| Aim |
Identify all lines in the data containing the string "coordinate". Copy them out.

| Material |

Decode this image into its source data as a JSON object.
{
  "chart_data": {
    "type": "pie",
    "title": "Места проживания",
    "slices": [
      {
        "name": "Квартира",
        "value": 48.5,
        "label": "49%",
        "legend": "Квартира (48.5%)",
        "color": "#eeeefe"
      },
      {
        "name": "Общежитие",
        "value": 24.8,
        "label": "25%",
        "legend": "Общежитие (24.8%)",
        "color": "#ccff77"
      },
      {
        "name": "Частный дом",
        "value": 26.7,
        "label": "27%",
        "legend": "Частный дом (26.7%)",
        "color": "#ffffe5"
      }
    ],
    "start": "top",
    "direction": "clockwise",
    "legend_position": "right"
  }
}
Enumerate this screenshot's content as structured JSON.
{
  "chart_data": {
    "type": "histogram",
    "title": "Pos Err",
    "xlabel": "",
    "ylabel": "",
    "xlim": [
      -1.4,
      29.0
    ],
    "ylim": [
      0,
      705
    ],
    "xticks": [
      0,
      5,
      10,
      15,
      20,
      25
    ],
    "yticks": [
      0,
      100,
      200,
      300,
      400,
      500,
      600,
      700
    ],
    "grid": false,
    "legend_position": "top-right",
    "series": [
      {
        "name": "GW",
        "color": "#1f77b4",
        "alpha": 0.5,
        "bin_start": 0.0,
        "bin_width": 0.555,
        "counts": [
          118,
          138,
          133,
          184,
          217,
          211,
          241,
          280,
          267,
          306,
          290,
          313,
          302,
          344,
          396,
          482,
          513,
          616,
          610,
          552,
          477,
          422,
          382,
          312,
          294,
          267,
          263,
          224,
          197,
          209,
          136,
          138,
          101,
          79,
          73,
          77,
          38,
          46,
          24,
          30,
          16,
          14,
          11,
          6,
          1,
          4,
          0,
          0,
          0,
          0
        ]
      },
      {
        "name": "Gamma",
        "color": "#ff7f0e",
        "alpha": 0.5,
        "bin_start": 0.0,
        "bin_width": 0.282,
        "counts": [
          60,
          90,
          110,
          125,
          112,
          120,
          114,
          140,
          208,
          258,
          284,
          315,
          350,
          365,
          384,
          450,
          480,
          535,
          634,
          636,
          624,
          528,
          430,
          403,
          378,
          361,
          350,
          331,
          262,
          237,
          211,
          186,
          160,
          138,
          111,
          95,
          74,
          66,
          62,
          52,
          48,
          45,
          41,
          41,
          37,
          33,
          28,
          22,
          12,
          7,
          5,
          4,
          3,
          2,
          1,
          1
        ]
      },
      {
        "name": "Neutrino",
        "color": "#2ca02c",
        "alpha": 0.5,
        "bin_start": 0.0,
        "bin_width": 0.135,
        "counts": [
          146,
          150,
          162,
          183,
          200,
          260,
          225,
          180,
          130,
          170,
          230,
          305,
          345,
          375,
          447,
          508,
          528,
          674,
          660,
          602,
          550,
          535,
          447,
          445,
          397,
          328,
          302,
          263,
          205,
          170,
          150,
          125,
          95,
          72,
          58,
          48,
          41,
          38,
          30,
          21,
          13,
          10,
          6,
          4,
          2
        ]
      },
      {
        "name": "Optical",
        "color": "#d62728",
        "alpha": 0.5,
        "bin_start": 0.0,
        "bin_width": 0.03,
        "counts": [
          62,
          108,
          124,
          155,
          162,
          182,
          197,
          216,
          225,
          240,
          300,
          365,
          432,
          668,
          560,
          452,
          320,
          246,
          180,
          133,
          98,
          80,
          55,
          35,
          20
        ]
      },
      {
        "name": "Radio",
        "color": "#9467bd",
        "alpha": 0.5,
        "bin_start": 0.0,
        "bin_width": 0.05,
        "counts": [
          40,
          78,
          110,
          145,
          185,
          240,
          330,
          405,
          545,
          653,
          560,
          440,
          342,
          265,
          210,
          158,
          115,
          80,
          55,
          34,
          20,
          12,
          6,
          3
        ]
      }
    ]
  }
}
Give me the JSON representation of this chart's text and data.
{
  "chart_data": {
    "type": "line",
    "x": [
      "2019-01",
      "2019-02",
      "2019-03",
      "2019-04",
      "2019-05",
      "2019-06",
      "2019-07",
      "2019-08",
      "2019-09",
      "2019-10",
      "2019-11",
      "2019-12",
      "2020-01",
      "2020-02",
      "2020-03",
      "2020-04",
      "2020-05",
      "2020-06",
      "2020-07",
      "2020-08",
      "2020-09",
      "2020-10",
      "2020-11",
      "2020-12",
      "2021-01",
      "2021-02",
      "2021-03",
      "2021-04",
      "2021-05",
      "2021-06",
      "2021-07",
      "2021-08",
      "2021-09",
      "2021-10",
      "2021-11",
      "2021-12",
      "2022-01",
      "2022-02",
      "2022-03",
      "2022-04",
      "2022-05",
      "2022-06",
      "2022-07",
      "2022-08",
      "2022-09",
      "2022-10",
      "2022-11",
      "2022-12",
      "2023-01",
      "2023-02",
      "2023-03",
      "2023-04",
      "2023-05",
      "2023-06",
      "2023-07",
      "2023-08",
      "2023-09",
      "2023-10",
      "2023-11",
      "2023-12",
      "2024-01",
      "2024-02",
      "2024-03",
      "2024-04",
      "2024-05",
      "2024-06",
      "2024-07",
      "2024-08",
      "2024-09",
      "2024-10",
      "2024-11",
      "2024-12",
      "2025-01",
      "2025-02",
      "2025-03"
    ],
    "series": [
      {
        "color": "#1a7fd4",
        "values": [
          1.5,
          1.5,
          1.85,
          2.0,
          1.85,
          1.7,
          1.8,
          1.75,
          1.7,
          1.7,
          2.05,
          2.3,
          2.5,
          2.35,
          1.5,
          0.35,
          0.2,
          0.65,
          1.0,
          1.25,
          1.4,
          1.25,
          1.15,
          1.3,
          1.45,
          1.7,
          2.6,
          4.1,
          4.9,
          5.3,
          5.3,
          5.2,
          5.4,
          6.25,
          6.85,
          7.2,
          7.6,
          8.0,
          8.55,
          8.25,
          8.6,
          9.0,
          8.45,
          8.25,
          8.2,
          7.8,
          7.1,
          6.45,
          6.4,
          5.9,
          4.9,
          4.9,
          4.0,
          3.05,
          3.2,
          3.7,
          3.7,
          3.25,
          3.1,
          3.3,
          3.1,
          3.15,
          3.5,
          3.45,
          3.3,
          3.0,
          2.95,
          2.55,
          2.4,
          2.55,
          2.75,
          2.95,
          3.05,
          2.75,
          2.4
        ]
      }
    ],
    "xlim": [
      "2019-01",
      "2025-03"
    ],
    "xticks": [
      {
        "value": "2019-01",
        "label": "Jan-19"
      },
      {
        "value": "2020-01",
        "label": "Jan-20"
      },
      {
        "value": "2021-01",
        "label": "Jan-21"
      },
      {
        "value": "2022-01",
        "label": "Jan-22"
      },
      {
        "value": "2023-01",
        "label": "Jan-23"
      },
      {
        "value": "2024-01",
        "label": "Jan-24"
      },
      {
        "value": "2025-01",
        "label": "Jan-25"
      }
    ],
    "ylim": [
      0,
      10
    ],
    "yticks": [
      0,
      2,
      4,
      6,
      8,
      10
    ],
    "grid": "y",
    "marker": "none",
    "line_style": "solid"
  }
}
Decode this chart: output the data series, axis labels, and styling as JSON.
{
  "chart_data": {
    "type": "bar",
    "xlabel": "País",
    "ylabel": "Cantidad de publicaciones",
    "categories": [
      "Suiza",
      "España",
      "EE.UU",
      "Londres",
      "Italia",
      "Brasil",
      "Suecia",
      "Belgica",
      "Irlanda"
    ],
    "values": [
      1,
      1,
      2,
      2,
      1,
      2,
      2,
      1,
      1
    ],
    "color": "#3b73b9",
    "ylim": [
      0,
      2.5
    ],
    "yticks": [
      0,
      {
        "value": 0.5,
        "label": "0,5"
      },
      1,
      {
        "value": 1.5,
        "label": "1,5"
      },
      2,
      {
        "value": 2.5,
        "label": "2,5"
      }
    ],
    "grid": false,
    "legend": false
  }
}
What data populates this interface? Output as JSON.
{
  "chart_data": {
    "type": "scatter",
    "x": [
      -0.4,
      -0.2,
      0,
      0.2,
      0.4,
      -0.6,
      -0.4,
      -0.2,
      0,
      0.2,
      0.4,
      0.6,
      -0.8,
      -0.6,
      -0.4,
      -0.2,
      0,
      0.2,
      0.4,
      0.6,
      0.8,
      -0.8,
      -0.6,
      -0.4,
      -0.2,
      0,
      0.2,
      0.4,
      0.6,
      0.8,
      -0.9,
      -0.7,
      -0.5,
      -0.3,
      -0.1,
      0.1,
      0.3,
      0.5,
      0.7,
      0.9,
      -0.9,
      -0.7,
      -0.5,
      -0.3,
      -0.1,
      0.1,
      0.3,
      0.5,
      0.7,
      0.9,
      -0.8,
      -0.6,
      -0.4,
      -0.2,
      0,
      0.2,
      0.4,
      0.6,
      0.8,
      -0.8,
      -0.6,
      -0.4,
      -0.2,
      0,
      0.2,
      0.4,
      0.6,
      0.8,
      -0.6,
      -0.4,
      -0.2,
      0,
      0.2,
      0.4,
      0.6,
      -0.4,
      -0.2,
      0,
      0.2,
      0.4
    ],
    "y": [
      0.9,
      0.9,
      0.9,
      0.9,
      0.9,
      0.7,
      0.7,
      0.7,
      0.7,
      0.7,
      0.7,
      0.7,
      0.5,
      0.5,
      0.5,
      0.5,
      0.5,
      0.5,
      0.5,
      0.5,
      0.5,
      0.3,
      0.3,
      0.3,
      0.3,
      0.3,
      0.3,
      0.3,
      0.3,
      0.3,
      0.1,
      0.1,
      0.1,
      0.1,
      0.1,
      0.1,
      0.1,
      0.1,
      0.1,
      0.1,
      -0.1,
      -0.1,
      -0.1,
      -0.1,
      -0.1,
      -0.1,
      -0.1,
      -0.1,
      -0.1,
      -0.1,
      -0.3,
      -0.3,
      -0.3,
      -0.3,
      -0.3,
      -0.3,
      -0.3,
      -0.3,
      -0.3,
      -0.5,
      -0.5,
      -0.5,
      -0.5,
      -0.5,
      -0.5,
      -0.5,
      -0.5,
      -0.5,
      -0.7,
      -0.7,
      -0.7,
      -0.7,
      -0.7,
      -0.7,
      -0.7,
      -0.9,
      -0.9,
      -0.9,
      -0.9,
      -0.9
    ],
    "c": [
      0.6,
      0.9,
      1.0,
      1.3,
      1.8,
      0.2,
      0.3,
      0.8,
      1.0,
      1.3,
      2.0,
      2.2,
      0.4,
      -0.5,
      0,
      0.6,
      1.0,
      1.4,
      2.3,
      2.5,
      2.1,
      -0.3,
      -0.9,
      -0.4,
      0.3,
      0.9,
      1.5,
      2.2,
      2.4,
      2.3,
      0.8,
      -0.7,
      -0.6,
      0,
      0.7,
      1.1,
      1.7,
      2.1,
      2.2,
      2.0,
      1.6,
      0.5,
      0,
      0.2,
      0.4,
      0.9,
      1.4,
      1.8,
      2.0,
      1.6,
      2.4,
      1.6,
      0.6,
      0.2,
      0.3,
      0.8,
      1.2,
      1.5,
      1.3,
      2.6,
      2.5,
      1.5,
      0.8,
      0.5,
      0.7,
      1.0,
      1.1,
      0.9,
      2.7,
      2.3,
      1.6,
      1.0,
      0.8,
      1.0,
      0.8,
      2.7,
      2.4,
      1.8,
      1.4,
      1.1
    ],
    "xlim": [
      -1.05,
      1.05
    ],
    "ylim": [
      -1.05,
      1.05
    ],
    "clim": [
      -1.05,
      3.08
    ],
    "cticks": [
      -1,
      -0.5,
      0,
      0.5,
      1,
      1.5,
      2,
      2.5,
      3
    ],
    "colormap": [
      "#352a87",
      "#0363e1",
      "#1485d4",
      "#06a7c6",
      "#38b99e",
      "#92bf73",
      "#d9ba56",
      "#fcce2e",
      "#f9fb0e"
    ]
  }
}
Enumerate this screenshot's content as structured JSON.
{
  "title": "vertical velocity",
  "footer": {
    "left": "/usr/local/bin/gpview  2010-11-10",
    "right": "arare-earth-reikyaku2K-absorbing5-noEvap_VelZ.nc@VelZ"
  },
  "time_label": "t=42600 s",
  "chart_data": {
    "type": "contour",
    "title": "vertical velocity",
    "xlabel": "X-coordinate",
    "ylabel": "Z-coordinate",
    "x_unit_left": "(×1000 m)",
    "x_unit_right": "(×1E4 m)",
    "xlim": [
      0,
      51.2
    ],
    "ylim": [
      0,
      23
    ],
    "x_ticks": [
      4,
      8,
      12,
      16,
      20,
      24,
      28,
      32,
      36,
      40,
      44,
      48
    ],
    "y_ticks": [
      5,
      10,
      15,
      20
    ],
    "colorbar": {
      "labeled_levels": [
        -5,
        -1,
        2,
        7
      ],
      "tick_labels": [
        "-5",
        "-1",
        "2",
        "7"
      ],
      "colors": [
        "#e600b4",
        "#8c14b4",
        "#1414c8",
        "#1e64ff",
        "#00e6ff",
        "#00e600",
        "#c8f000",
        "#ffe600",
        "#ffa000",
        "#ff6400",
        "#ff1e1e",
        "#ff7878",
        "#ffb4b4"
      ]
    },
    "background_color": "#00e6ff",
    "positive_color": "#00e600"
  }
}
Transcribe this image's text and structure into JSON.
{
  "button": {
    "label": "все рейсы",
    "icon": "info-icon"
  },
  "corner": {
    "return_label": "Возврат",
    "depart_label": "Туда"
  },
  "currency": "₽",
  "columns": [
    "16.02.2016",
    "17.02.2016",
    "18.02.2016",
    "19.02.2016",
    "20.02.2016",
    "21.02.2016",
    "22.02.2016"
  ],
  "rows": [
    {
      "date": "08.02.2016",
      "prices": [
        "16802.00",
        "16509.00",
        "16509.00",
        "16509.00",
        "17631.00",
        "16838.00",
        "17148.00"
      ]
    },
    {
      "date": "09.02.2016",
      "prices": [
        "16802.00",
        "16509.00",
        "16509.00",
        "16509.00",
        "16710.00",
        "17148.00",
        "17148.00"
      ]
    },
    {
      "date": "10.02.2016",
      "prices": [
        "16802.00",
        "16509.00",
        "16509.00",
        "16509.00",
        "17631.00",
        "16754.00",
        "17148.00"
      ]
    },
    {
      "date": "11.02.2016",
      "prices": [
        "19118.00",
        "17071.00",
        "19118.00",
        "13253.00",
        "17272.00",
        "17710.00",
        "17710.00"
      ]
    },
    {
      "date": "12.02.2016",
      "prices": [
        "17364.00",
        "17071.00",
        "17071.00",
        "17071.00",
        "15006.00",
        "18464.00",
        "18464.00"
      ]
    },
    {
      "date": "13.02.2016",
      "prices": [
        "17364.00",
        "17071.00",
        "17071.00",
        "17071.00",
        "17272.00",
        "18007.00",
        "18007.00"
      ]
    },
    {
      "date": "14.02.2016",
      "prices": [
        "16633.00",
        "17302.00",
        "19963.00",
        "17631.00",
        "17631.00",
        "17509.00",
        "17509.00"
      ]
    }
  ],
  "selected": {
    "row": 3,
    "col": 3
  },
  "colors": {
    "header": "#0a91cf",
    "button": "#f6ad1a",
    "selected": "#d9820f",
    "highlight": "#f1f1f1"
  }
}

| Output of the exercise |
    "xlabel": "X-coordinate",
    "ylabel": "Z-coordinate",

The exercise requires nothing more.